> **Your task**
Each line below is to be written out in full, exactly as shown.

> **Provided records**
○ ○ ○ ○ ○ ○ ○

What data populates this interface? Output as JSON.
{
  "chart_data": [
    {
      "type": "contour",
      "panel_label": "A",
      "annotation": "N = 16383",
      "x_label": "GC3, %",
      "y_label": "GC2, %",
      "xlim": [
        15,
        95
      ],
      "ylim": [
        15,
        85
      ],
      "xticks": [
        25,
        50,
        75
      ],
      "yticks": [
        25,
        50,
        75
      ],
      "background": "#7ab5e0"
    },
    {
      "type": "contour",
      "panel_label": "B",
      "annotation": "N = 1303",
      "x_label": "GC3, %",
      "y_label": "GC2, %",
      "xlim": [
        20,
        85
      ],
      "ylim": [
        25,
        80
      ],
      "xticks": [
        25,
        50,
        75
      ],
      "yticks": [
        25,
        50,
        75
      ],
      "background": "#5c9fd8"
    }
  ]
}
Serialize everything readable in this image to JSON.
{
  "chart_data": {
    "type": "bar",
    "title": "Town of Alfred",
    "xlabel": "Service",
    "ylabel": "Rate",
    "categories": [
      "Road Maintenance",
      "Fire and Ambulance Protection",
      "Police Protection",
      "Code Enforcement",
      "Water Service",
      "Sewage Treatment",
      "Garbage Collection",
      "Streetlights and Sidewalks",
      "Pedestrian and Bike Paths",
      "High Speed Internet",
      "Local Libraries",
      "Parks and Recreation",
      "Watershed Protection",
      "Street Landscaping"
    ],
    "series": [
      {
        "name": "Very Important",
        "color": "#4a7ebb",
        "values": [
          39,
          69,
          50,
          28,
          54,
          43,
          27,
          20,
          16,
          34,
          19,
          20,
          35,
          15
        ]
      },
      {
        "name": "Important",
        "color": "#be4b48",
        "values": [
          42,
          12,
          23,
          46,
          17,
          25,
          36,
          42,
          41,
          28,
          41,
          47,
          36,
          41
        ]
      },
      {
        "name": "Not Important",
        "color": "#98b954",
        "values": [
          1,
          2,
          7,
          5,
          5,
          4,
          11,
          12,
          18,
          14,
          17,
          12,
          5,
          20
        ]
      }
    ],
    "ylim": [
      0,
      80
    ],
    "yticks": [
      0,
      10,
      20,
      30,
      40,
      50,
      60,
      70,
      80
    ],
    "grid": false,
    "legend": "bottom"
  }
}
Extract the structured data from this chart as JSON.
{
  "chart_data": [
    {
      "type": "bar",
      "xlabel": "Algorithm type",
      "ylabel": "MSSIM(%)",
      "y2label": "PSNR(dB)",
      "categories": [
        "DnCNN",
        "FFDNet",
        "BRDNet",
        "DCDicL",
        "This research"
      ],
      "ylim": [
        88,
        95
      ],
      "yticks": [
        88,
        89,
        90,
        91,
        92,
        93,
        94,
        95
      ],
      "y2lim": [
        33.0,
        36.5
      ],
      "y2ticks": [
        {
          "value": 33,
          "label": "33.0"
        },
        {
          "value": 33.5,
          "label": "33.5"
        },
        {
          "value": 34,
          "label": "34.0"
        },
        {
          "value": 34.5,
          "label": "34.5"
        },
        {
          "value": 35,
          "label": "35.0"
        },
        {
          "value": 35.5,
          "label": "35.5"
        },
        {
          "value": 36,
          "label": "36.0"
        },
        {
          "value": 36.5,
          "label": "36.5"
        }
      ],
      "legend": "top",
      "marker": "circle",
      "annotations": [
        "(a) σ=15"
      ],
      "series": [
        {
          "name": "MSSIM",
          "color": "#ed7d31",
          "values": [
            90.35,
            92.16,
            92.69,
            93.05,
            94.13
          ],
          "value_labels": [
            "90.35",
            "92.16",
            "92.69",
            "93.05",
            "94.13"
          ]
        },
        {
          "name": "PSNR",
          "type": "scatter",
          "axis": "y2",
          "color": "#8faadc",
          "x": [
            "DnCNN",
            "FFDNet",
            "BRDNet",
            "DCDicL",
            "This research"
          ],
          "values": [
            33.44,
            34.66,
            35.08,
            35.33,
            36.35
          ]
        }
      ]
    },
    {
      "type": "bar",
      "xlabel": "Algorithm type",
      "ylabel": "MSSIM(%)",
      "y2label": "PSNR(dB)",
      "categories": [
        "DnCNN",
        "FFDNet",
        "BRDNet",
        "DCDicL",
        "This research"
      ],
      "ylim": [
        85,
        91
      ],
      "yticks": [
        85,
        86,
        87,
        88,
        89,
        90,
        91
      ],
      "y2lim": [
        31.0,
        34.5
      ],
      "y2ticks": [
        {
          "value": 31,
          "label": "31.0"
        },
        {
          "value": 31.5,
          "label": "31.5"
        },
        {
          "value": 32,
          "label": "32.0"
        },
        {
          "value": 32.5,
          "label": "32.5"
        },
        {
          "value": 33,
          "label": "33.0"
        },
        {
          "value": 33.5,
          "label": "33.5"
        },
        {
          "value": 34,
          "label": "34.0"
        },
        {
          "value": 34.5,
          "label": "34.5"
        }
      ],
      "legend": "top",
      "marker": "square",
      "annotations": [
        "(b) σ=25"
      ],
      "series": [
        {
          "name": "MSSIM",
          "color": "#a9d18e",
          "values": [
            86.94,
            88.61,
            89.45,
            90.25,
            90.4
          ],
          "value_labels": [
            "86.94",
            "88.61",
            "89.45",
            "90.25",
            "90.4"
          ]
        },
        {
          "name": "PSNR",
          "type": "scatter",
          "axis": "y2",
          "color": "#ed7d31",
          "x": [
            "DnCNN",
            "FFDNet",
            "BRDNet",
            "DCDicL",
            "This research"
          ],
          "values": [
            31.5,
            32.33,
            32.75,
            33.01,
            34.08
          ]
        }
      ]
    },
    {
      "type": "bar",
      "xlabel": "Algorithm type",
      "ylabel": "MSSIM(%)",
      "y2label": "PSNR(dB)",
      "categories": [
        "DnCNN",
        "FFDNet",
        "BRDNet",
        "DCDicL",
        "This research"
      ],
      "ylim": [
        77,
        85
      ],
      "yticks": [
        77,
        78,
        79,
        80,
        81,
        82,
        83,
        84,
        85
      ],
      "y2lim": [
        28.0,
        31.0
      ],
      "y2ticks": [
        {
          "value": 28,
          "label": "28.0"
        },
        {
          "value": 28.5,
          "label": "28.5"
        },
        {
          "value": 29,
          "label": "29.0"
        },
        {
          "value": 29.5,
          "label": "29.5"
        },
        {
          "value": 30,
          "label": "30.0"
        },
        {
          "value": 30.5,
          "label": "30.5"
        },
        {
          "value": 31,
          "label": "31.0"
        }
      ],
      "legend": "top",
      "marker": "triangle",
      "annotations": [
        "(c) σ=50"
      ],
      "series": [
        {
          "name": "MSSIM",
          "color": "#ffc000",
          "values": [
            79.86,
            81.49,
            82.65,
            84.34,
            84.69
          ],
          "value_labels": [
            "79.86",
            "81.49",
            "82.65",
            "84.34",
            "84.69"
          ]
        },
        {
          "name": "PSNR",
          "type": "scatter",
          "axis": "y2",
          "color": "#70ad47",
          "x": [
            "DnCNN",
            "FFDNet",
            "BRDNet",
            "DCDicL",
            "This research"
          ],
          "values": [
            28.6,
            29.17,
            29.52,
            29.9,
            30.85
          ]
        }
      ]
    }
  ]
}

○ ○ ○ ○ ○ ○ ○

> **Written solution**
What data populates this interface? Output as JSON.
{
  "chart_data": [
    {
      "type": "contour",
      "panel_label": "A",
      "annotation": "N = 16383",
      "x_label": "GC3, %",
      "y_label": "GC2, %",
      "xlim": [
        15,
        95
      ],
      "ylim": [
        15,
        85
      ],
      "xticks": [
        25,
        50,
        75
      ],
      "yticks": [
        25,
        50,
        75
      ],
      "background": "#7ab5e0"
    },
    {
      "type": "contour",
      "panel_label": "B",
      "annotation": "N = 1303",
      "x_label": "GC3, %",
      "y_label": "GC2, %",
      "xlim": [
        20,
        85
      ],
      "ylim": [
        25,
        80
      ],
      "xticks": [
        25,
        50,
        75
      ],
      "yticks": [
        25,
        50,
        75
      ],
      "background": "#5c9fd8"
    }
  ]
}
Serialize everything readable in this image to JSON.
{
  "chart_data": {
    "type": "bar",
    "title": "Town of Alfred",
    "xlabel": "Service",
    "ylabel": "Rate",
    "categories": [
      "Road Maintenance",
      "Fire and Ambulance Protection",
      "Police Protection",
      "Code Enforcement",
      "Water Service",
      "Sewage Treatment",
      "Garbage Collection",
      "Streetlights and Sidewalks",
      "Pedestrian and Bike Paths",
      "High Speed Internet",
      "Local Libraries",
      "Parks and Recreation",
      "Watershed Protection",
      "Street Landscaping"
    ],
    "series": [
      {
        "name": "Very Important",
        "color": "#4a7ebb",
        "values": [
          39,
          69,
          50,
          28,
          54,
          43,
          27,
          20,
          16,
          34,
          19,
          20,
          35,
          15
        ]
      },
      {
        "name": "Important",
        "color": "#be4b48",
        "values": [
          42,
          12,
          23,
          46,
          17,
          25,
          36,
          42,
          41,
          28,
          41,
          47,
          36,
          41
        ]
      },
      {
        "name": "Not Important",
        "color": "#98b954",
        "values": [
          1,
          2,
          7,
          5,
          5,
          4,
          11,
          12,
          18,
          14,
          17,
          12,
          5,
          20
        ]
      }
    ],
    "ylim": [
      0,
      80
    ],
    "yticks": [
      0,
      10,
      20,
      30,
      40,
      50,
      60,
      70,
      80
    ],
    "grid": false,
    "legend": "bottom"
  }
}
Extract the structured data from this chart as JSON.
{
  "chart_data": [
    {
      "type": "bar",
      "xlabel": "Algorithm type",
      "ylabel": "MSSIM(%)",
      "y2label": "PSNR(dB)",
      "categories": [
        "DnCNN",
        "FFDNet",
        "BRDNet",
        "DCDicL",
        "This research"
      ],
      "ylim": [
        88,
        95
      ],
      "yticks": [
        88,
        89,
        90,
        91,
        92,
        93,
        94,
        95
      ],
      "y2lim": [
        33.0,
        36.5
      ],
      "y2ticks": [
        {
          "value": 33,
          "label": "33.0"
        },
        {
          "value": 33.5,
          "label": "33.5"
        },
        {
          "value": 34,
          "label": "34.0"
        },
        {
          "value": 34.5,
          "label": "34.5"
        },
        {
          "value": 35,
          "label": "35.0"
        },
        {
          "value": 35.5,
          "label": "35.5"
        },
        {
          "value": 36,
          "label": "36.0"
        },
        {
          "value": 36.5,
          "label": "36.5"
        }
      ],
      "legend": "top",
      "marker": "circle",
      "annotations": [
        "(a) σ=15"
      ],
      "series": [
        {
          "name": "MSSIM",
          "color": "#ed7d31",
          "values": [
            90.35,
            92.16,
            92.69,
            93.05,
            94.13
          ],
          "value_labels": [
            "90.35",
            "92.16",
            "92.69",
            "93.05",
            "94.13"
          ]
        },
        {
          "name": "PSNR",
          "type": "scatter",
          "axis": "y2",
          "color": "#8faadc",
          "x": [
            "DnCNN",
            "FFDNet",
            "BRDNet",
            "DCDicL",
            "This research"
          ],
          "values": [
            33.44,
            34.66,
            35.08,
            35.33,
            36.35
          ]
        }
      ]
    },
    {
      "type": "bar",
      "xlabel": "Algorithm type",
      "ylabel": "MSSIM(%)",
      "y2label": "PSNR(dB)",
      "categories": [
        "DnCNN",
        "FFDNet",
        "BRDNet",
        "DCDicL",
        "This research"
      ],
      "ylim": [
        85,
        91
      ],
      "yticks": [
        85,
        86,
        87,
        88,
        89,
        90,
        91
      ],
      "y2lim": [
        31.0,
        34.5
      ],
      "y2ticks": [
        {
          "value": 31,
          "label": "31.0"
        },
        {
          "value": 31.5,
          "label": "31.5"
        },
        {
          "value": 32,
          "label": "32.0"
        },
        {
          "value": 32.5,
          "label": "32.5"
        },
        {
          "value": 33,
          "label": "33.0"
        },
        {
          "value": 33.5,
          "label": "33.5"
        },
        {
          "value": 34,
          "label": "34.0"
        },
        {
          "value": 34.5,
          "label": "34.5"
        }
      ],
      "legend": "top",
      "marker": "square",
      "annotations": [
        "(b) σ=25"
      ],
      "series": [
        {
          "name": "MSSIM",
          "color": "#a9d18e",
          "values": [
            86.94,
            88.61,
            89.45,
            90.25,
            90.4
          ],
          "value_labels": [
            "86.94",
            "88.61",
            "89.45",
            "90.25",
            "90.4"
          ]
        },
        {
          "name": "PSNR",
          "type": "scatter",
          "axis": "y2",
          "color": "#ed7d31",
          "x": [
            "DnCNN",
            "FFDNet",
            "BRDNet",
            "DCDicL",
            "This research"
          ],
          "values": [
            31.5,
            32.33,
            32.75,
            33.01,
            34.08
          ]
        }
      ]
    },
    {
      "type": "bar",
      "xlabel": "Algorithm type",
      "ylabel": "MSSIM(%)",
      "y2label": "PSNR(dB)",
      "categories": [
        "DnCNN",
        "FFDNet",
        "BRDNet",
        "DCDicL",
        "This research"
      ],
      "ylim": [
        77,
        85
      ],
      "yticks": [
        77,
        78,
        79,
        80,
        81,
        82,
        83,
        84,
        85
      ],
      "y2lim": [
        28.0,
        31.0
      ],
      "y2ticks": [
        {
          "value": 28,
          "label": "28.0"
        },
        {
          "value": 28.5,
          "label": "28.5"
        },
        {
          "value": 29,
          "label": "29.0"
        },
        {
          "value": 29.5,
          "label": "29.5"
        },
        {
          "value": 30,
          "label": "30.0"
        },
        {
          "value": 30.5,
          "label": "30.5"
        },
        {
          "value": 31,
          "label": "31.0"
        }
      ],
      "legend": "top",
      "marker": "triangle",
      "annotations": [
        "(c) σ=50"
      ],
      "series": [
        {
          "name": "MSSIM",
          "color": "#ffc000",
          "values": [
            79.86,
            81.49,
            82.65,
            84.34,
            84.69
          ],
          "value_labels": [
            "79.86",
            "81.49",
            "82.65",
            "84.34",
            "84.69"
          ]
        },
        {
          "name": "PSNR",
          "type": "scatter",
          "axis": "y2",
          "color": "#70ad47",
          "x": [
            "DnCNN",
            "FFDNet",
            "BRDNet",
            "DCDicL",
            "This research"
          ],
          "values": [
            28.6,
            29.17,
            29.52,
            29.9,
            30.85
          ]
        }
      ]
    }
  ]
}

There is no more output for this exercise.